--- begin INFORMATION SHOWN ---

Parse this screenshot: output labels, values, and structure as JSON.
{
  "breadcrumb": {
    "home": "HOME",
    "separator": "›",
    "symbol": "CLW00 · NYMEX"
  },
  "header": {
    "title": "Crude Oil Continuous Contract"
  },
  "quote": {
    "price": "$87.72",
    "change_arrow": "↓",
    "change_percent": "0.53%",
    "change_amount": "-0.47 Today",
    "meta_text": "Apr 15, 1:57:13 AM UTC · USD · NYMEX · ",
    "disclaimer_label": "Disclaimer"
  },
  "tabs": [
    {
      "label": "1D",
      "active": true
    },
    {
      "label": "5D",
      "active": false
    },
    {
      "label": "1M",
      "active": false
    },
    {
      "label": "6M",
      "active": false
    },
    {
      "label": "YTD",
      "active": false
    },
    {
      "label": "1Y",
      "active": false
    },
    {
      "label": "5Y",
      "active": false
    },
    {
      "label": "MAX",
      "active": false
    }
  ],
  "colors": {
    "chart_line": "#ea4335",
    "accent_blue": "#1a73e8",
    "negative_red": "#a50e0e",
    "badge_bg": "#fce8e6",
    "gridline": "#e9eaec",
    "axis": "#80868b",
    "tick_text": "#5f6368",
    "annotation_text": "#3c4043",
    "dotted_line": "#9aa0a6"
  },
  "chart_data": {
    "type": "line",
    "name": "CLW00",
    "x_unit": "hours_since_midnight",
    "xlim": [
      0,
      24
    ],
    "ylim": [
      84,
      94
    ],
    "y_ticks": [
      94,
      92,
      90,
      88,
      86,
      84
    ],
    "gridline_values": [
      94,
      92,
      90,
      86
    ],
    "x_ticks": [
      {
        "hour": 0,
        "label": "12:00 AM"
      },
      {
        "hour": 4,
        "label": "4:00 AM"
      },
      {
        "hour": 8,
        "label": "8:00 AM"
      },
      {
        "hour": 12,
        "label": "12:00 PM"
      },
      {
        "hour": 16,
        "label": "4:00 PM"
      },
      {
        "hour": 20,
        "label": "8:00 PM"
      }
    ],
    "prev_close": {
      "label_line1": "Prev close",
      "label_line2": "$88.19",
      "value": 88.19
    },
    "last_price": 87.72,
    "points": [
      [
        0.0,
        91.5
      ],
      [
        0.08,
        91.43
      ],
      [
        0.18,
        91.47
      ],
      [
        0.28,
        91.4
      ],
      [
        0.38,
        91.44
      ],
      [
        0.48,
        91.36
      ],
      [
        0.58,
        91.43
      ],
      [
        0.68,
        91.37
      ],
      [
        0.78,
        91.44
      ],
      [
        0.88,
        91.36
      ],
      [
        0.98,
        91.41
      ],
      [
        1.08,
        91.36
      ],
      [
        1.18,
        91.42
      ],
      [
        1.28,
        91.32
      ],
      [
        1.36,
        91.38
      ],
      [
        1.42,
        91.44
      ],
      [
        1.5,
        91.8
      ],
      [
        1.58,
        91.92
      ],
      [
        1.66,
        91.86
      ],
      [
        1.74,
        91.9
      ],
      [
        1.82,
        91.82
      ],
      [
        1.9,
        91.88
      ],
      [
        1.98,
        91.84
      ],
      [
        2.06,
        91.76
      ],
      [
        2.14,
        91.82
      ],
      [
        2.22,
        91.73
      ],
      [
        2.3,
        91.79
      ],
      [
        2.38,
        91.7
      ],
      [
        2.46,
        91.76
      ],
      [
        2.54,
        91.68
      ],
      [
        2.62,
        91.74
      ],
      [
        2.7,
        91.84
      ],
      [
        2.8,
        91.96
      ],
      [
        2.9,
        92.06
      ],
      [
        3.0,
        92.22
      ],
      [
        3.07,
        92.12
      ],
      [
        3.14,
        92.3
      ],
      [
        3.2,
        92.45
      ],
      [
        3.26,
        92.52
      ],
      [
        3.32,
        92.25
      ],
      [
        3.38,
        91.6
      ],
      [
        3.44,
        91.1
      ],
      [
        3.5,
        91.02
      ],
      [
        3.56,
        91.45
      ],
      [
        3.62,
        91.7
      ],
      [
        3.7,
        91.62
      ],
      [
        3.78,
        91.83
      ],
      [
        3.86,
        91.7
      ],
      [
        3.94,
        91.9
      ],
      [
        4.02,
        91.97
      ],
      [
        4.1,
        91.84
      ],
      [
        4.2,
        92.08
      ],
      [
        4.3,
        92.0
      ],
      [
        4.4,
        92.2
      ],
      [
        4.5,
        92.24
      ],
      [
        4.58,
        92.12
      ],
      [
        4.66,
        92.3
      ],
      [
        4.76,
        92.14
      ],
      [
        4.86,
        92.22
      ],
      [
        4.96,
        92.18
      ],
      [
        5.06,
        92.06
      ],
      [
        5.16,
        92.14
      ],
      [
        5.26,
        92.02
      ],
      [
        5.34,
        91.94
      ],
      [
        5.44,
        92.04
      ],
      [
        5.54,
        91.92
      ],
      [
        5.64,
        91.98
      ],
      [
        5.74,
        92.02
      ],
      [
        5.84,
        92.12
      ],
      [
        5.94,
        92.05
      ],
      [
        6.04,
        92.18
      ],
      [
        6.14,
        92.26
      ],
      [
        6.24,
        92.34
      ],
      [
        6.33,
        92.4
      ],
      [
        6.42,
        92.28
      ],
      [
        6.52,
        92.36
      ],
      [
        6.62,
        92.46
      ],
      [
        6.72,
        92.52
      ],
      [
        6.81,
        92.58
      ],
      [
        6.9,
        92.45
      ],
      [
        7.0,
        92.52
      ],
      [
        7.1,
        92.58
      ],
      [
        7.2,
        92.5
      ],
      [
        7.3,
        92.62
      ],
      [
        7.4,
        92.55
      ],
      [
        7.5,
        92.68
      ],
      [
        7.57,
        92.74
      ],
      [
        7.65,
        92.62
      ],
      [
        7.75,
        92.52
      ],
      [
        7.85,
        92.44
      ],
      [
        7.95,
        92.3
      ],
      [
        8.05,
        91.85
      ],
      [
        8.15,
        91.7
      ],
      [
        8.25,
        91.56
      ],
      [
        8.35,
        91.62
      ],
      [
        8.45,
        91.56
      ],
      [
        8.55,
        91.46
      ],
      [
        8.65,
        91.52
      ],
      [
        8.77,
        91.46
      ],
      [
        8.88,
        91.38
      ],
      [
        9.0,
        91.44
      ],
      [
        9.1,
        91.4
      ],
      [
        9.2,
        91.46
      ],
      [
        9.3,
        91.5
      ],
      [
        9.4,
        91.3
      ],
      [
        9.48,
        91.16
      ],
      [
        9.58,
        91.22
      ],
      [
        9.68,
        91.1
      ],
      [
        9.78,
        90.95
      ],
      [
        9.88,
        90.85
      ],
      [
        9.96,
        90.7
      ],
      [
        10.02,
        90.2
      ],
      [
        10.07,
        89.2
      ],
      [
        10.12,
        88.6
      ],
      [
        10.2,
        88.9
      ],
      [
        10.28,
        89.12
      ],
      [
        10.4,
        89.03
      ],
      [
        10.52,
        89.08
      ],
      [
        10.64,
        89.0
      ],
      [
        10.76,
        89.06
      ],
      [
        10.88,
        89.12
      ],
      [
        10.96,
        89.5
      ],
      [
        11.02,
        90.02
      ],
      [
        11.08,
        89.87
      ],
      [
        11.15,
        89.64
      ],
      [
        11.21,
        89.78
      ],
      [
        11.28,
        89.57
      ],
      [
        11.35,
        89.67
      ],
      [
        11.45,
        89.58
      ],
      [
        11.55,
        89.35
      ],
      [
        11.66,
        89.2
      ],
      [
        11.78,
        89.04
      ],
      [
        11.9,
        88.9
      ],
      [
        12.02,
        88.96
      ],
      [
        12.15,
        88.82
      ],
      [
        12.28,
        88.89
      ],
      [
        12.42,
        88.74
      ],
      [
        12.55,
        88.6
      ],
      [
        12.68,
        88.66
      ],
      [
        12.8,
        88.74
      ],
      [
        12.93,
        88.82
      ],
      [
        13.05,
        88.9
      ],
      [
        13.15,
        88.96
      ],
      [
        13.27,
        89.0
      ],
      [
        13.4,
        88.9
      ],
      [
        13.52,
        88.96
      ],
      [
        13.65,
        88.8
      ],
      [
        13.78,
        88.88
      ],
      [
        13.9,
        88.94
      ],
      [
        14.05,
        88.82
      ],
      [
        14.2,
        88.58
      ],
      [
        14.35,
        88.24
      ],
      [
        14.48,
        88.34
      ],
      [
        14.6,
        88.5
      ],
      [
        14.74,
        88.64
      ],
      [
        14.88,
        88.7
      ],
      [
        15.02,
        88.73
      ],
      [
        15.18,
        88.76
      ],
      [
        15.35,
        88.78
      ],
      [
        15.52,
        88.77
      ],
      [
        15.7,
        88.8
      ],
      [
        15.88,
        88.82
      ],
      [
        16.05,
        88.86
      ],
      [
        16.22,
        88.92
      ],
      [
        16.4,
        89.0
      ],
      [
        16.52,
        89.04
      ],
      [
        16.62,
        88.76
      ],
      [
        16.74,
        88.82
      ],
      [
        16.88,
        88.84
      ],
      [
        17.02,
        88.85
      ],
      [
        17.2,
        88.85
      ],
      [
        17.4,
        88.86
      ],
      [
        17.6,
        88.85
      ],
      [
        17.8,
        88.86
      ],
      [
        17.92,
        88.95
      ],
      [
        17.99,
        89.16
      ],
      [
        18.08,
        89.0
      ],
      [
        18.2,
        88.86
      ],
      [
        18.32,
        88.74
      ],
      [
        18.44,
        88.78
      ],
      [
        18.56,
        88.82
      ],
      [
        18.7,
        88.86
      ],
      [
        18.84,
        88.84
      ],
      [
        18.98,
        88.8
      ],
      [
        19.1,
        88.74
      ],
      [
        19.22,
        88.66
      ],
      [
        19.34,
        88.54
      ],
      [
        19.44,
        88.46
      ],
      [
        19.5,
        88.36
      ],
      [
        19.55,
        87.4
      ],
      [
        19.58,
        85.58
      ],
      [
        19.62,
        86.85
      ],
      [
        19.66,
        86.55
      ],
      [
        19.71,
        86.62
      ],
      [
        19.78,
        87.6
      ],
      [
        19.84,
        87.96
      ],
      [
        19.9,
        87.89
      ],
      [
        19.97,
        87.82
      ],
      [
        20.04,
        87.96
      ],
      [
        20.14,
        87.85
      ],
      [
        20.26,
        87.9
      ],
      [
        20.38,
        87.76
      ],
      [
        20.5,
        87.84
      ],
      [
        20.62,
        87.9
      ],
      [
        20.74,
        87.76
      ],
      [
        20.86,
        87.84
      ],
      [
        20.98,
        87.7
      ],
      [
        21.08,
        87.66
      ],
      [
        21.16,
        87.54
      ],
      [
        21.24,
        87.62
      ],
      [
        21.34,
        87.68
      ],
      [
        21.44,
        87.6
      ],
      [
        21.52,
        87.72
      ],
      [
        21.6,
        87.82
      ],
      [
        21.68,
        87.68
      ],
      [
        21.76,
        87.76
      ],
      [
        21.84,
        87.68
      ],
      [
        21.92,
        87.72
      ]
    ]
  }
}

--- end INFORMATION SHOWN ---

STATED GOAL
Reproduce each line from the records that contains the word "NYMEX".

EXERCISE RESULT
    "symbol": "CLW00 · NYMEX"
    "meta_text": "Apr 15, 1:57:13 AM UTC · USD · NYMEX · ",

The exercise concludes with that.